§ **Records from a collection**
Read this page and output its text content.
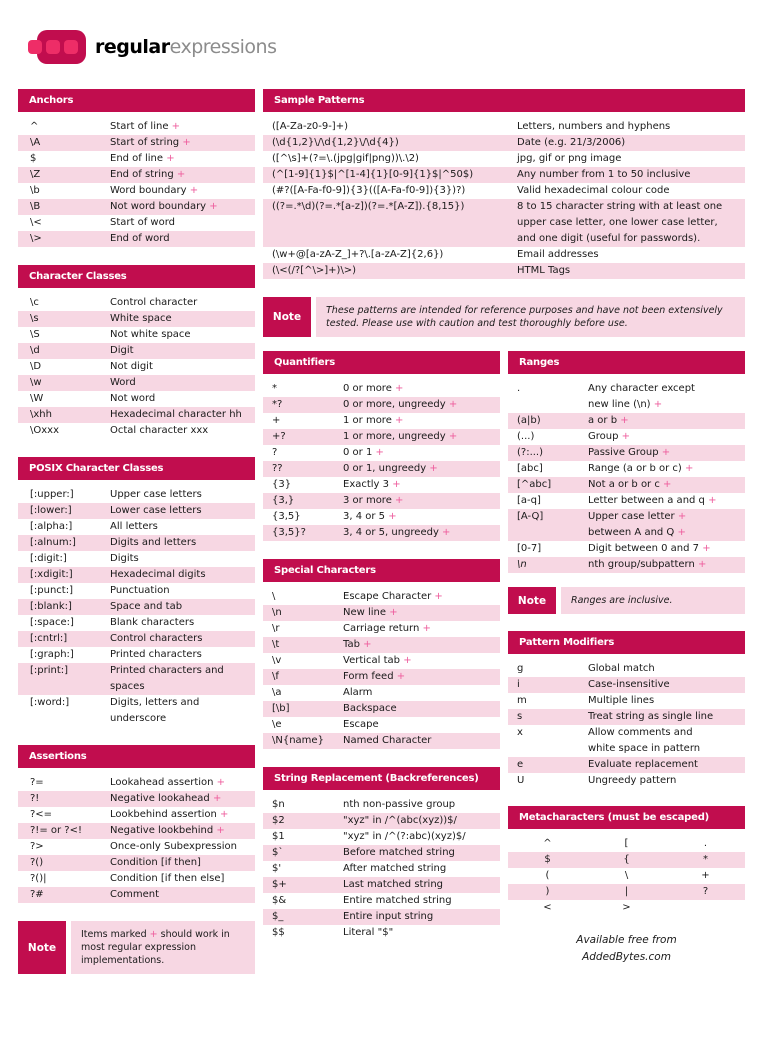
regularexpressions
Anchors
^	Start of line +
\A	Start of string +
$	End of line +
\Z	End of string +
\b	Word boundary +
\B	Not word boundary +
\<	Start of word
\>	End of word
Character Classes
\c	Control character
\s	White space
\S	Not white space
\d	Digit
\D	Not digit
\w	Word
\W	Not word
\xhh	Hexadecimal character hh
\Oxxx	Octal character xxx
POSIX Character Classes
[:upper:]	Upper case letters
[:lower:]	Lower case letters
[:alpha:]	All letters
[:alnum:]	Digits and letters
[:digit:]	Digits
[:xdigit:]	Hexadecimal digits
[:punct:]	Punctuation
[:blank:]	Space and tab
[:space:]	Blank characters
[:cntrl:]	Control characters
[:graph:]	Printed characters
[:print:]	Printed characters and
spaces
[:word:]	Digits, letters and
underscore
Assertions
?=	Lookahead assertion +
?!	Negative lookahead +
?<=	Lookbehind assertion +
?!= or ?<!	Negative lookbehind +
?>	Once-only Subexpression
?()	Condition [if then]
?()|	Condition [if then else]
?#	Comment
Note
Items marked + should work in most regular expression implementations.
Sample Patterns
([A-Za-z0-9-]+)	Letters, numbers and hyphens
(\d{1,2}\/\d{1,2}\/\d{4})	Date (e.g. 21/3/2006)
([^\s]+(?=\.(jpg|gif|png))\.\2)	jpg, gif or png image
(^[1-9]{1}$|^[1-4]{1}[0-9]{1}$|^50$)	Any number from 1 to 50 inclusive
(#?([A-Fa-f0-9]){3}(([A-Fa-f0-9]){3})?)	Valid hexadecimal colour code
((?=.*\d)(?=.*[a-z])(?=.*[A-Z]).{8,15})	8 to 15 character string with at least one
upper case letter, one lower case letter,
and one digit (useful for passwords).
(\w+@[a-zA-Z_]+?\.[a-zA-Z]{2,6})	Email addresses
(\<(/?[^\>]+)\>)	HTML Tags
Note
These patterns are intended for reference purposes and have not been extensively tested. Please use with caution and test thoroughly before use.
Quantifiers
*	0 or more +
*?	0 or more, ungreedy +
+	1 or more +
+?	1 or more, ungreedy +
?	0 or 1 +
??	0 or 1, ungreedy +
{3}	Exactly 3 +
{3,}	3 or more +
{3,5}	3, 4 or 5 +
{3,5}?	3, 4 or 5, ungreedy +
Special Characters
\	Escape Character +
\n	New line +
\r	Carriage return +
\t	Tab +
\v	Vertical tab +
\f	Form feed +
\a	Alarm
[\b]	Backspace
\e	Escape
\N{name}	Named Character
String Replacement (Backreferences)
$n	nth non-passive group
$2	"xyz" in /^(abc(xyz))$/
$1	"xyz" in /^(?:abc)(xyz)$/
$`	Before matched string
$'	After matched string
$+	Last matched string
$&	Entire matched string
$_	Entire input string
$$	Literal "$"
Ranges
.	Any character except
new line (\n) +
(a|b)	a or b +
(...)	Group +
(?:...)	Passive Group +
[abc]	Range (a or b or c) +
[^abc]	Not a or b or c +
[a-q]	Letter between a and q +
[A-Q]	Upper case letter +
between A and Q +
[0-7]	Digit between 0 and 7 +
\n	nth group/subpattern +
Note	Ranges are inclusive.
Pattern Modifiers
g	Global match
i	Case-insensitive
m	Multiple lines
s	Treat string as single line
x	Allow comments and
white space in pattern
e	Evaluate replacement
U	Ungreedy pattern
Metacharacters (must be escaped)
^	[	.
$	{	*
(	\	+
)	|	?
<	>
Available free from
AddedBytes.com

§ **GIVEN TASK**
Work out how many lines of the data above contain the string "Start" and give the number alone.

§ **THE RESPONSE**
3